### Task statement
Find the lines with "companies" in them and copy them out.

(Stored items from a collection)
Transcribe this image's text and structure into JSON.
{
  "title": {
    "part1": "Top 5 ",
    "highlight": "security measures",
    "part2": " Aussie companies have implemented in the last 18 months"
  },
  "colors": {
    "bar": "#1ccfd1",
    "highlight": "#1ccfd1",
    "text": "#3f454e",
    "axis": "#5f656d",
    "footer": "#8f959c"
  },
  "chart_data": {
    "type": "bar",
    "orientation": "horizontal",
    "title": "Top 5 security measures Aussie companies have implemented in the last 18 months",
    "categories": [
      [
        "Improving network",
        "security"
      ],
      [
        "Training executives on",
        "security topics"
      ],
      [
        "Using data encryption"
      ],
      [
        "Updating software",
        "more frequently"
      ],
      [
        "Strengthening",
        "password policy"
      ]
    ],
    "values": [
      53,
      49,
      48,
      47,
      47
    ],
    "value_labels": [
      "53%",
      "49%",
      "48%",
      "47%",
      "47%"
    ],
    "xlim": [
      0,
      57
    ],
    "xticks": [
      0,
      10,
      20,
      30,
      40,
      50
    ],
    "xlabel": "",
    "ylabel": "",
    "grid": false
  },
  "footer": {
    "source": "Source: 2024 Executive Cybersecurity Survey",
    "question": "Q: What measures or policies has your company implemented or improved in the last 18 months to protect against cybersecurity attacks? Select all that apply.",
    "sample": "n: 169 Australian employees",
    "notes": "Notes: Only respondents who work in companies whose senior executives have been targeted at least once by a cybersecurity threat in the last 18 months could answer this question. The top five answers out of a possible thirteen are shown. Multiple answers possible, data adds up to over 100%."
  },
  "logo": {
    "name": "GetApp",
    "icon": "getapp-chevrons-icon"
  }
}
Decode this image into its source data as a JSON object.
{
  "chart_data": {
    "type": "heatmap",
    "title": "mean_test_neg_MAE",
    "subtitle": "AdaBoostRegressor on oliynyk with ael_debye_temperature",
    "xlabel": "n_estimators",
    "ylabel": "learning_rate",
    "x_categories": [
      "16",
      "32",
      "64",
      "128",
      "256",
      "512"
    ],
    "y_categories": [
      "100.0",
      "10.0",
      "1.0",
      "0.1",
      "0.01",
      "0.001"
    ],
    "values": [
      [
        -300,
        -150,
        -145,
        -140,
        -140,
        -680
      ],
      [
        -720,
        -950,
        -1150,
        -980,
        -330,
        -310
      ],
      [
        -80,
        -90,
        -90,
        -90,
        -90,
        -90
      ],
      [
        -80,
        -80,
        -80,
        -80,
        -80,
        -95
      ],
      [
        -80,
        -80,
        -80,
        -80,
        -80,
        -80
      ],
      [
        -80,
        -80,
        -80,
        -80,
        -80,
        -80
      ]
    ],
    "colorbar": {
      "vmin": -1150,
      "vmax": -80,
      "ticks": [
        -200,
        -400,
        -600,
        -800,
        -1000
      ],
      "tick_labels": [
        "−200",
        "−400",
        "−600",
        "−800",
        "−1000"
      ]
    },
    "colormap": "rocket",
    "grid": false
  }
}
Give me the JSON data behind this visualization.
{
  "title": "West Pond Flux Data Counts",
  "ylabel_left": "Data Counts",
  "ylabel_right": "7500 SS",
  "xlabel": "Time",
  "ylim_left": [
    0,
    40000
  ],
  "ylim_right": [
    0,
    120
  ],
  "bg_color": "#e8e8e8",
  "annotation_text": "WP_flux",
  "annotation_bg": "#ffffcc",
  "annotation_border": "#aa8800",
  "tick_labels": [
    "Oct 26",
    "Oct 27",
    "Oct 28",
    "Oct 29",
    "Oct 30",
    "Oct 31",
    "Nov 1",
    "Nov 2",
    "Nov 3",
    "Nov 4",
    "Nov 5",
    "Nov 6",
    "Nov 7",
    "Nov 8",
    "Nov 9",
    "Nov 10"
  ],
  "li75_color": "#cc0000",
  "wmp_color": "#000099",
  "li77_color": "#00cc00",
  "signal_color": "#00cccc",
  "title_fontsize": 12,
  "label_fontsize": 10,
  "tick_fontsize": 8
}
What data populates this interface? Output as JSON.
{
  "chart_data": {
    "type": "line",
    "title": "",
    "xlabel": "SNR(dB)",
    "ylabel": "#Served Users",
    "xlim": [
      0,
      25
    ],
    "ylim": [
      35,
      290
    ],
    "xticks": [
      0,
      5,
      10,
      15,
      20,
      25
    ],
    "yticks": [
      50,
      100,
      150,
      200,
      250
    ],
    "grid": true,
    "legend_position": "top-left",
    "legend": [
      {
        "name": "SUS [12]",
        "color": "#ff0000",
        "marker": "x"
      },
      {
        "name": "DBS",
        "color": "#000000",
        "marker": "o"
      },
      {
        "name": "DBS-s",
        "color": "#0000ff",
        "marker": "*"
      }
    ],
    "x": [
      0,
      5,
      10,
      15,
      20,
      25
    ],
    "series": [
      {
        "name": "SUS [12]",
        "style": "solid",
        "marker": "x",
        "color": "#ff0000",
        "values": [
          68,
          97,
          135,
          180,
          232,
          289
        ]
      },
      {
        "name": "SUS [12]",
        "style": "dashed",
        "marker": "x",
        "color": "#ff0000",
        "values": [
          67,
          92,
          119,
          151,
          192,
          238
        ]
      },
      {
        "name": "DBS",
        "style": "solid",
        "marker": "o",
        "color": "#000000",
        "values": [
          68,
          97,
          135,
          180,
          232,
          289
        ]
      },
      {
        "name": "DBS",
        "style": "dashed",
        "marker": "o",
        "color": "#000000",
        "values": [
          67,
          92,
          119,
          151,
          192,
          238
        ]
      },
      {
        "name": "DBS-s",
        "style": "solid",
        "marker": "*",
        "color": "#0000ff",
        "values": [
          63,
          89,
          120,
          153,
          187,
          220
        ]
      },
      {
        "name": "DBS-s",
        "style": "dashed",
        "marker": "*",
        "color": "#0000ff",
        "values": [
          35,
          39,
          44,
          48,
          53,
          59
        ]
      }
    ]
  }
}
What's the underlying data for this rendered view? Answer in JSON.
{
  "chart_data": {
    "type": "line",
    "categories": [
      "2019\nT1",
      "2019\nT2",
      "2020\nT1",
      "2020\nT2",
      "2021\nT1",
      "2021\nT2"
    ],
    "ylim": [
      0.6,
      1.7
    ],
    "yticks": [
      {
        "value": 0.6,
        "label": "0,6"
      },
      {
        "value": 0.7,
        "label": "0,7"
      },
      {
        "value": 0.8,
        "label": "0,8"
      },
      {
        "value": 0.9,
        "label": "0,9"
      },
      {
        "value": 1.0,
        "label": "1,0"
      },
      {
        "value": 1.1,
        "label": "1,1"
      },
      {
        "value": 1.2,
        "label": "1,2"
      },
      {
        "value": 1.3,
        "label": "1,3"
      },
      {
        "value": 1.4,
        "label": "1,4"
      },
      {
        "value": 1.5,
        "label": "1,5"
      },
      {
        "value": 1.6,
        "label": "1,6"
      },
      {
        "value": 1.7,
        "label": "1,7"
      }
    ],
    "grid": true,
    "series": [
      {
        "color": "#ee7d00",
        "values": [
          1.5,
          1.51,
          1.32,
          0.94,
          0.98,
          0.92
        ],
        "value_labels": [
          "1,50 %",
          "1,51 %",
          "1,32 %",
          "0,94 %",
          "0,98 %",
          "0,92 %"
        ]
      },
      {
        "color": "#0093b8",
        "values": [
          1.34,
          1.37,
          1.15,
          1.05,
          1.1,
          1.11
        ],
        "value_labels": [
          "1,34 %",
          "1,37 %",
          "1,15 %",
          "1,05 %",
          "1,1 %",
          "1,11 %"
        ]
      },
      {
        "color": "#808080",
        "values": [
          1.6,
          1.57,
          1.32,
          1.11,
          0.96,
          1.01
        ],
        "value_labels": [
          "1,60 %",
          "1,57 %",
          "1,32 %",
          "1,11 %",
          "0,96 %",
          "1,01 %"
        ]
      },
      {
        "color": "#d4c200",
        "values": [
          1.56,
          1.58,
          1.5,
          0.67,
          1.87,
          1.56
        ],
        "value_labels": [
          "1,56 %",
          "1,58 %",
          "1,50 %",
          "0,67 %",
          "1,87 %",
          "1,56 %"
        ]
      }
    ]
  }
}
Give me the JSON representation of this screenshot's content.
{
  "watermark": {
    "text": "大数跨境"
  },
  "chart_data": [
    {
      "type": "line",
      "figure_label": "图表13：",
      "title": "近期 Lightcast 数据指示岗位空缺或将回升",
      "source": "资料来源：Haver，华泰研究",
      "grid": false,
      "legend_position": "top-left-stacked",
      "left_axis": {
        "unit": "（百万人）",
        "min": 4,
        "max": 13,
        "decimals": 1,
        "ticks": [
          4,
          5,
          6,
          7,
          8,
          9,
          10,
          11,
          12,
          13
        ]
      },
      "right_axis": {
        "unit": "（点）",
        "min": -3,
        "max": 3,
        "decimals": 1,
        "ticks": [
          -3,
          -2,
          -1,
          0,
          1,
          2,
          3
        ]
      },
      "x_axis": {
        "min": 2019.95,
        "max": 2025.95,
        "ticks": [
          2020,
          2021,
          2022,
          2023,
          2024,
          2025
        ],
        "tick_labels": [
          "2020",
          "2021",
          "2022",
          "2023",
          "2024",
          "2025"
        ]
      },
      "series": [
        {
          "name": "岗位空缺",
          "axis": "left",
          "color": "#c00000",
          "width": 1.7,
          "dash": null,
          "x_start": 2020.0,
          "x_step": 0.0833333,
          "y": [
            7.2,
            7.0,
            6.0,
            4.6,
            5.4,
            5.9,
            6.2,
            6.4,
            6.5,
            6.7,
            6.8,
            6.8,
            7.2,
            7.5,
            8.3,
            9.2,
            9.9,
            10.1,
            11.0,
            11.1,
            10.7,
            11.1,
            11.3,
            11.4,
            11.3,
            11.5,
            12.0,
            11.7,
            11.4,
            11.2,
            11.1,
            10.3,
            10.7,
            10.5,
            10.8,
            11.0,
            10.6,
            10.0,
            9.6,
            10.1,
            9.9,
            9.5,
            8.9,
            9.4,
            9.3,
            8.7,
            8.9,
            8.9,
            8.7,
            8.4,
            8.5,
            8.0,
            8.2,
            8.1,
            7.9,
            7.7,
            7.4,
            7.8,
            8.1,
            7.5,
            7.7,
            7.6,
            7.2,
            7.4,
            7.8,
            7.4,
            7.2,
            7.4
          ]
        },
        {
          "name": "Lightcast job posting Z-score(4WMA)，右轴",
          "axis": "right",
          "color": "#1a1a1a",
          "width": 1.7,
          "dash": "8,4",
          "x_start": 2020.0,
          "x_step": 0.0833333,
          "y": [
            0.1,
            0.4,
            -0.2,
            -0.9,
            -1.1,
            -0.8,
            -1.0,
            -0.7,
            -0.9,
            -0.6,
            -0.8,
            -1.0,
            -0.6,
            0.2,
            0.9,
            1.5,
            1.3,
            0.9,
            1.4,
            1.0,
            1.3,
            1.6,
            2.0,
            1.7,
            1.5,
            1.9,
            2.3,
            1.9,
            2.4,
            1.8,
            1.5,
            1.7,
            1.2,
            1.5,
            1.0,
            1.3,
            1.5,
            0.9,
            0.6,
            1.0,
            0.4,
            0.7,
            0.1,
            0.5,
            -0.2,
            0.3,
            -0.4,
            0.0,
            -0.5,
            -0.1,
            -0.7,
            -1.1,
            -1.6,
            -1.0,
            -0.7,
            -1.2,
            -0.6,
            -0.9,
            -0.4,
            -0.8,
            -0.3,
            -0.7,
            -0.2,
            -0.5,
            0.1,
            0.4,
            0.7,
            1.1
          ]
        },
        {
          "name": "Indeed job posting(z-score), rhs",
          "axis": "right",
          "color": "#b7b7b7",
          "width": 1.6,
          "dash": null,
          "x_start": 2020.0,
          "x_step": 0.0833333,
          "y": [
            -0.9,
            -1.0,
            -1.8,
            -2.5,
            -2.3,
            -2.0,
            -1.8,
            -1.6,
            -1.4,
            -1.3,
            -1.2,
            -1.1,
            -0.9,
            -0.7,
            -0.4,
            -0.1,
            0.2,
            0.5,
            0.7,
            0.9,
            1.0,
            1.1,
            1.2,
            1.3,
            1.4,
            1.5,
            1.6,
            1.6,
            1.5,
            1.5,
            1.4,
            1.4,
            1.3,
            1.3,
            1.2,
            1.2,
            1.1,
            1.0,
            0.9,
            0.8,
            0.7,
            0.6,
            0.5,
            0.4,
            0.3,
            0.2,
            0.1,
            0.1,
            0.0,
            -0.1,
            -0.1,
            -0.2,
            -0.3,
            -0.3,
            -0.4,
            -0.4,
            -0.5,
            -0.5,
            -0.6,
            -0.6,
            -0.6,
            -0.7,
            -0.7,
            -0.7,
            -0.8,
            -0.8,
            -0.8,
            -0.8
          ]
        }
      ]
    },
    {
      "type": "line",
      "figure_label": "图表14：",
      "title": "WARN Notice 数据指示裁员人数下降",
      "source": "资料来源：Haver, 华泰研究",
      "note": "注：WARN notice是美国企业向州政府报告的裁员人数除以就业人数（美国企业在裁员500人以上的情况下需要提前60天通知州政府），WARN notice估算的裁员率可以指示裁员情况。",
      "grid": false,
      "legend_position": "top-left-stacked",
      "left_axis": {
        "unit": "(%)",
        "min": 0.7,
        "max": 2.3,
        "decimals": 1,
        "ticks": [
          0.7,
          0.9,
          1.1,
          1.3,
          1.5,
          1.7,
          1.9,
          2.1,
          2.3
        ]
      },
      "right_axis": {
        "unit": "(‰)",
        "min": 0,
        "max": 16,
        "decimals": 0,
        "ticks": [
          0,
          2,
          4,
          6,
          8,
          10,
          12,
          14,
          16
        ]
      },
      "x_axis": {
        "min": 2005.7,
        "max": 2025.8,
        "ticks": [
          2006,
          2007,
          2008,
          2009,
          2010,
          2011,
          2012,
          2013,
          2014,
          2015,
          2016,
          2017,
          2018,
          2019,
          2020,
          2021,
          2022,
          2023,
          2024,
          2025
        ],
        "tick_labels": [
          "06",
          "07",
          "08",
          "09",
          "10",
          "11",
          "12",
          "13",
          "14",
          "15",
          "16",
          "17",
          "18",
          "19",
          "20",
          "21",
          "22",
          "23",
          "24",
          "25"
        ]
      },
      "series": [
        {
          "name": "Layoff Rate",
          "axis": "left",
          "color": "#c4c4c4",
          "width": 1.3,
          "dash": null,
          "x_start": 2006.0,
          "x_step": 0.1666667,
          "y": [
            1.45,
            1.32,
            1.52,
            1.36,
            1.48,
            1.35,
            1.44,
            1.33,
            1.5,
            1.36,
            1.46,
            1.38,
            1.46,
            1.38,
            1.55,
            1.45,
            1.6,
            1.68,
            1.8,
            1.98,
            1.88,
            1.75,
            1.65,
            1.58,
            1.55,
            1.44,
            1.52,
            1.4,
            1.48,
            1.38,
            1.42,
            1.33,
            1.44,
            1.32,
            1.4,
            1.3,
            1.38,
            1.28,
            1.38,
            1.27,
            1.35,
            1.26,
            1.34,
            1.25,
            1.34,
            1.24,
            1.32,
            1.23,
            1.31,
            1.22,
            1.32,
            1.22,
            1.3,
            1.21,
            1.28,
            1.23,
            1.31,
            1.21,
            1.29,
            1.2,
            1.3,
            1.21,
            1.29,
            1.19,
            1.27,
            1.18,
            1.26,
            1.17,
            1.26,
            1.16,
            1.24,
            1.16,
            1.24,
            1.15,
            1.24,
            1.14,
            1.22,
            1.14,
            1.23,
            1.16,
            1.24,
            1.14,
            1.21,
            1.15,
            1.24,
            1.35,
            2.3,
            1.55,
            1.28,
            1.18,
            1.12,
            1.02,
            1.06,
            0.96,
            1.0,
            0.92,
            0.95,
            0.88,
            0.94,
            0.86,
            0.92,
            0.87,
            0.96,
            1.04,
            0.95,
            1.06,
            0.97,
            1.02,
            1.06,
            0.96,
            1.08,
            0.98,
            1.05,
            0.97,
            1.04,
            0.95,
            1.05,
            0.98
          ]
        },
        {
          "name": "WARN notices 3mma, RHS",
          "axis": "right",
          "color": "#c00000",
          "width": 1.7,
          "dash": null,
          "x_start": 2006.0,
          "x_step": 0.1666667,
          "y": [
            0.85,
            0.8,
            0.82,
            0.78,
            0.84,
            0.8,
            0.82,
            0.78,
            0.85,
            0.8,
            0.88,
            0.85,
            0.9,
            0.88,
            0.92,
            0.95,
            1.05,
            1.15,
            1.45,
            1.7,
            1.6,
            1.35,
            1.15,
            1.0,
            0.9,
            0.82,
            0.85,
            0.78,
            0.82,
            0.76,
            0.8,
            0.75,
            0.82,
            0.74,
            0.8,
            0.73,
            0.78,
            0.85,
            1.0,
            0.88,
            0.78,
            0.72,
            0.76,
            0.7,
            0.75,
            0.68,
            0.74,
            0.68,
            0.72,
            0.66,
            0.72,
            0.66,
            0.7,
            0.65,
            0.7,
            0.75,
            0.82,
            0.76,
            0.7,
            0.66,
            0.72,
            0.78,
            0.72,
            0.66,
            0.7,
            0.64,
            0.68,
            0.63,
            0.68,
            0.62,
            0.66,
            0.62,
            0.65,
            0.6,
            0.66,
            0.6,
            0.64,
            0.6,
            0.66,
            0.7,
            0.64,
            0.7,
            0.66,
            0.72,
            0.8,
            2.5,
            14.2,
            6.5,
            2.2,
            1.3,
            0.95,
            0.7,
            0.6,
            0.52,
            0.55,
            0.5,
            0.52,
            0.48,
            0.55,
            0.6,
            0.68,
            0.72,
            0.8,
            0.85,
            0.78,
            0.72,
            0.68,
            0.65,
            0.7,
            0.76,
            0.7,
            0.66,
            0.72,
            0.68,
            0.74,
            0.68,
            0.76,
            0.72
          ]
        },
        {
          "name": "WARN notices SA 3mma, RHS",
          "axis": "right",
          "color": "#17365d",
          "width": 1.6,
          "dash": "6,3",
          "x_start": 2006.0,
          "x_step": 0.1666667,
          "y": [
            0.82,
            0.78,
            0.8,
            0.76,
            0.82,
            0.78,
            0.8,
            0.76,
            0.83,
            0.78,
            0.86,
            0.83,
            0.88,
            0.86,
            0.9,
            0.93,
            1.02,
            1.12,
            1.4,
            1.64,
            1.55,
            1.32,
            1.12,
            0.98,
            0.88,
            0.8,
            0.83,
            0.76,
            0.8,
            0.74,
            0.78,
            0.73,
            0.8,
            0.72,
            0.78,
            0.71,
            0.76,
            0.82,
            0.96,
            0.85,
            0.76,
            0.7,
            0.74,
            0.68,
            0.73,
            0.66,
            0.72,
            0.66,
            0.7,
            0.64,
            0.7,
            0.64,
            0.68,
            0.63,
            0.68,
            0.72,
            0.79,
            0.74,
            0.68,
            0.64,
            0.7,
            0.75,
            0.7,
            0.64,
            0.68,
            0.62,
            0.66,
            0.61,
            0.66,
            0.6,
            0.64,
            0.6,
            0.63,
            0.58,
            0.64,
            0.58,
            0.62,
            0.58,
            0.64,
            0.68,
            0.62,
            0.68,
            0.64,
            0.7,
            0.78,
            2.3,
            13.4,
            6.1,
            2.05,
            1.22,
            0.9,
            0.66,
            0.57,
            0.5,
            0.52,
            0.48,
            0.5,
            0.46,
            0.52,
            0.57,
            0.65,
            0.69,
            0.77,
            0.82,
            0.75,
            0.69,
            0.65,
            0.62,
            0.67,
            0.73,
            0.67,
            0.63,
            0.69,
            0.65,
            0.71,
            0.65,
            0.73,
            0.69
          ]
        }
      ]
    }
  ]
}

### Expected answer
    "part2": " Aussie companies have implemented in the last 18 months"
    "title": "Top 5 security measures Aussie companies have implemented in the last 18 months",
    "notes": "Notes: Only respondents who work in companies whose senior executives have been targeted at least once by a cybersecurity threat in the last 18 months could answer this question. The top five answers out of a possible thirteen are shown. Multiple answers possible, data adds up to over 100%."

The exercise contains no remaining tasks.